Goal
Go through the entries and say how many lines contain the string "name". The number is the whole answer.

## Begin Material for this task

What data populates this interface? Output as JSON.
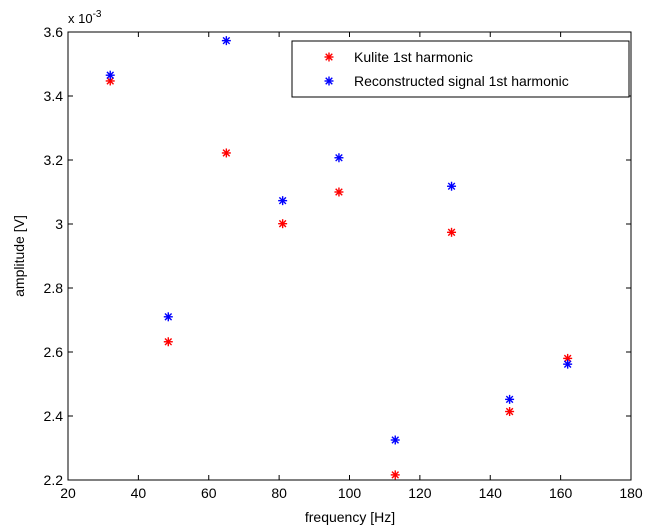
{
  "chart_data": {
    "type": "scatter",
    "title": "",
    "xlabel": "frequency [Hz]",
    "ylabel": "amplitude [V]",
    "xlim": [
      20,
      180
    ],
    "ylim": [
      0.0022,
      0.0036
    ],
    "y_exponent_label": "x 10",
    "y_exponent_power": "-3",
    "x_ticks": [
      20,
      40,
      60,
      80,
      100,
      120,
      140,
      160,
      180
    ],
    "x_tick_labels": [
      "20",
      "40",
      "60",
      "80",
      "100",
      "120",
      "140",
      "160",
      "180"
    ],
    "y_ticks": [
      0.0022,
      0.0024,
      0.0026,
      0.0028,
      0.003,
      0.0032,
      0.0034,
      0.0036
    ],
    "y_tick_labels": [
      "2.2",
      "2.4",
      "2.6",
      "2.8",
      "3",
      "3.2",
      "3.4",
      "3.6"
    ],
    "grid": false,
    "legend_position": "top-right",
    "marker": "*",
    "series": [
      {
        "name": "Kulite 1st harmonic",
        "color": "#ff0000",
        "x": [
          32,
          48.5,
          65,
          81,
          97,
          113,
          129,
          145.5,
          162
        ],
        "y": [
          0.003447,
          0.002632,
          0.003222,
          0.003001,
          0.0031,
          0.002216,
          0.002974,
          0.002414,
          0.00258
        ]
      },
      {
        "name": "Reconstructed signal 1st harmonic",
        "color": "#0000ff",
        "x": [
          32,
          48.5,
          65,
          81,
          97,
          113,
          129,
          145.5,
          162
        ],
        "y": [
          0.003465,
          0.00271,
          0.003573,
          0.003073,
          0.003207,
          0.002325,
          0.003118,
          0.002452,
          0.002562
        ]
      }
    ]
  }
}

## End Material for this task

Exercise response
2